▸ **Task to complete**
What number of lines hold the word "JSON"? State that number and nothing besides.
== Input data
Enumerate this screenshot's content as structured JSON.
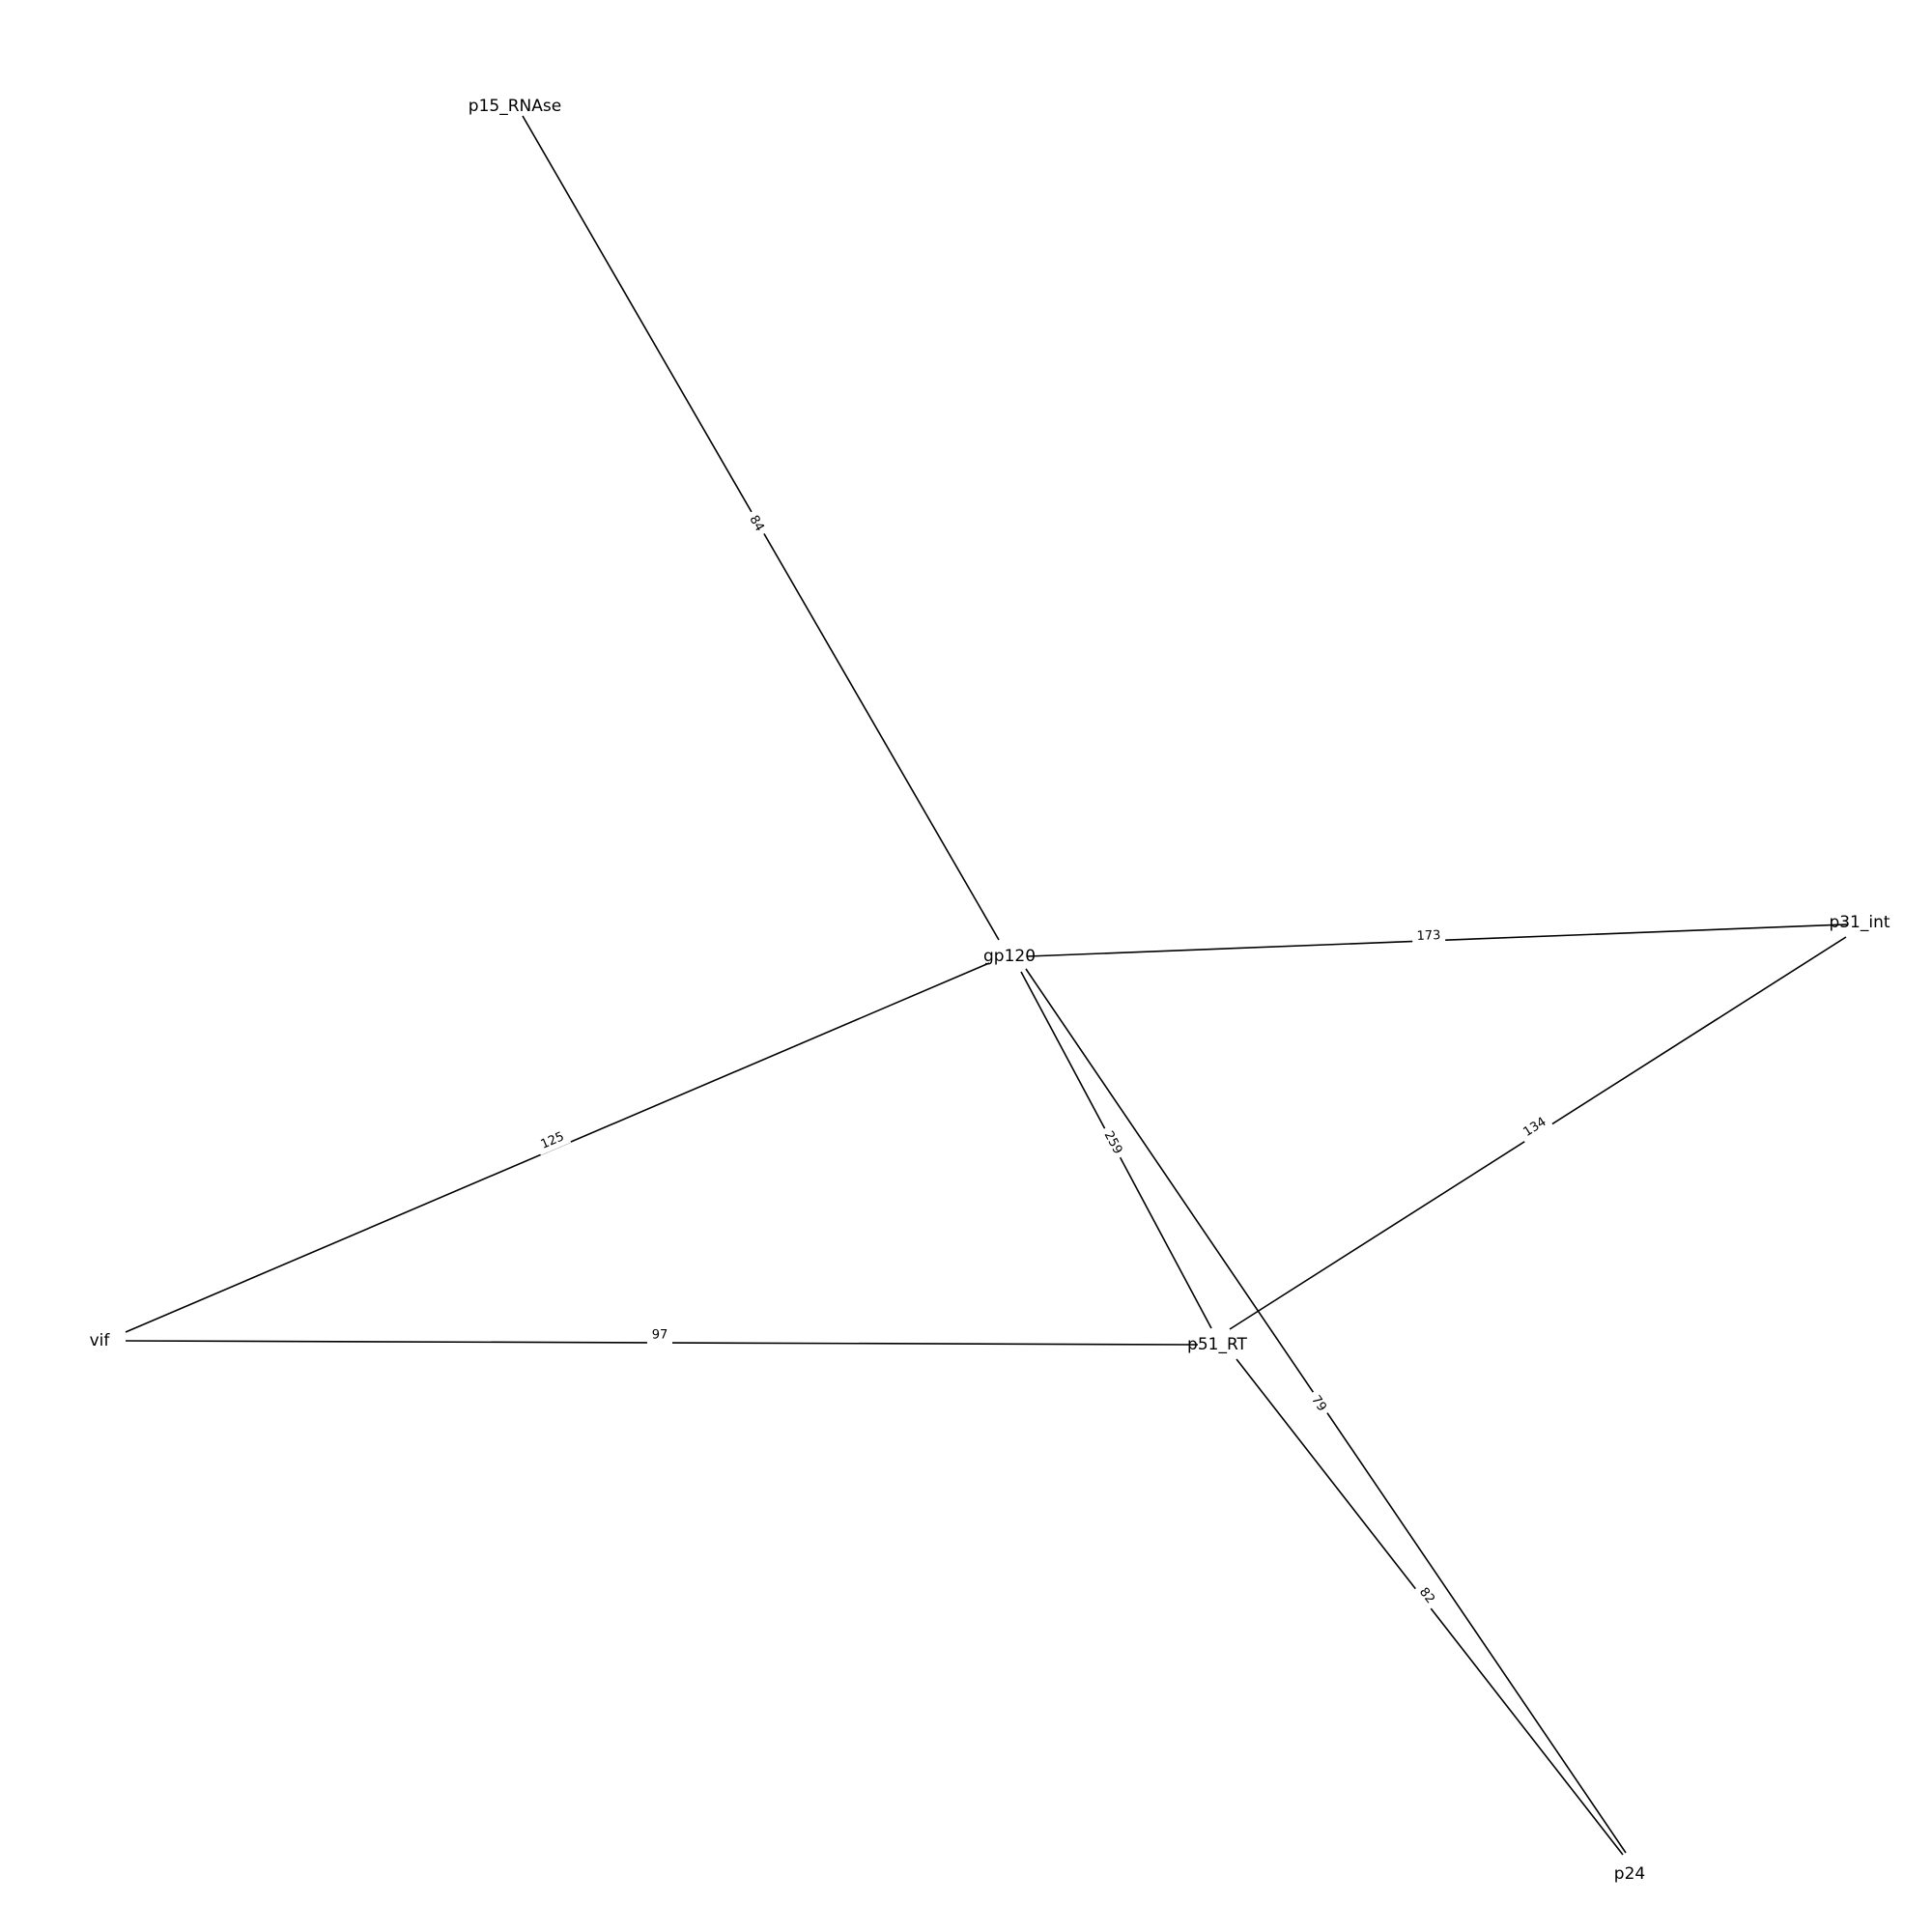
{
  "nodes": [
    {
      "id": "p15_RNAse",
      "label": "p15_RNAse"
    },
    {
      "id": "gp120",
      "label": "gp120"
    },
    {
      "id": "p31_int",
      "label": "p31_int"
    },
    {
      "id": "vif",
      "label": "vif"
    },
    {
      "id": "p51_RT",
      "label": "p51_RT"
    },
    {
      "id": "p24",
      "label": "p24"
    }
  ],
  "edges": [
    {
      "source": "p15_RNAse",
      "target": "gp120",
      "label": "84"
    },
    {
      "source": "gp120",
      "target": "p31_int",
      "label": "173"
    },
    {
      "source": "gp120",
      "target": "vif",
      "label": "125"
    },
    {
      "source": "gp120",
      "target": "p51_RT",
      "label": "259"
    },
    {
      "source": "gp120",
      "target": "p24",
      "label": "79"
    },
    {
      "source": "p51_RT",
      "target": "p31_int",
      "label": "134"
    },
    {
      "source": "vif",
      "target": "p51_RT",
      "label": "97"
    },
    {
      "source": "p51_RT",
      "target": "p24",
      "label": "82"
    }
  ]
}
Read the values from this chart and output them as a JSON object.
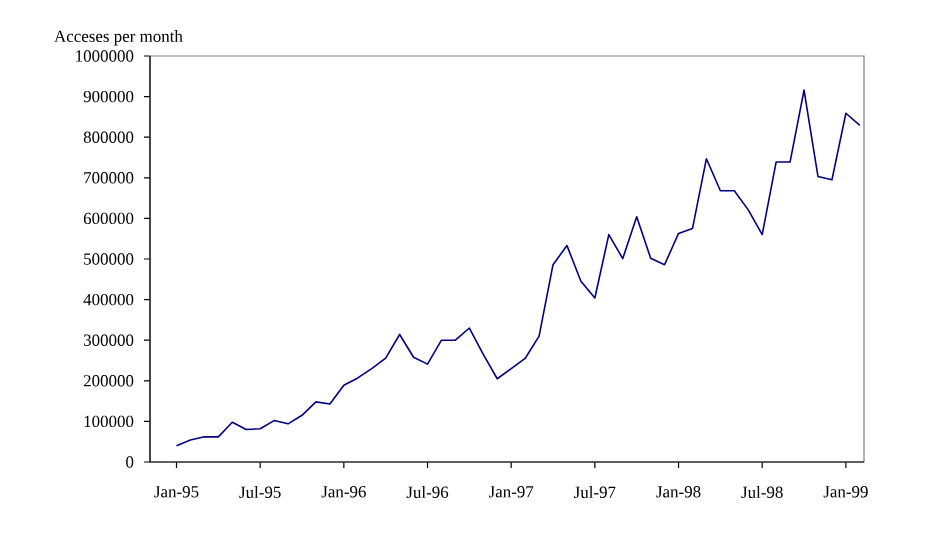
{
  "chart_data": {
    "type": "line",
    "ylabel": "Acceses per month",
    "categories": [
      "Jan-95",
      null,
      null,
      null,
      null,
      null,
      "Jul-95",
      null,
      null,
      null,
      null,
      null,
      "Jan-96",
      null,
      null,
      null,
      null,
      null,
      "Jul-96",
      null,
      null,
      null,
      null,
      null,
      "Jan-97",
      null,
      null,
      null,
      null,
      null,
      "Jul-97",
      null,
      null,
      null,
      null,
      null,
      "Jan-98",
      null,
      null,
      null,
      null,
      null,
      "Jul-98",
      null,
      null,
      null,
      null,
      null,
      "Jan-99",
      null
    ],
    "series": [
      {
        "color": "#000080",
        "values": [
          40000,
          54000,
          62000,
          62000,
          98000,
          80000,
          82000,
          102000,
          94000,
          115000,
          148000,
          143000,
          189000,
          207000,
          230000,
          256000,
          314000,
          258000,
          241000,
          300000,
          300000,
          330000,
          265000,
          205000,
          230000,
          255000,
          310000,
          486000,
          533000,
          445000,
          404000,
          560000,
          501000,
          604000,
          502000,
          486000,
          563000,
          575000,
          747000,
          668000,
          668000,
          621000,
          560000,
          739000,
          739000,
          916000,
          703000,
          695000,
          859000,
          829000
        ]
      }
    ],
    "ylim": [
      0,
      1000000
    ],
    "yticks": [
      0,
      100000,
      200000,
      300000,
      400000,
      500000,
      600000,
      700000,
      800000,
      900000,
      1000000
    ],
    "marker": "none",
    "line_style": "solid"
  }
}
====
▸ **Complete answer**
2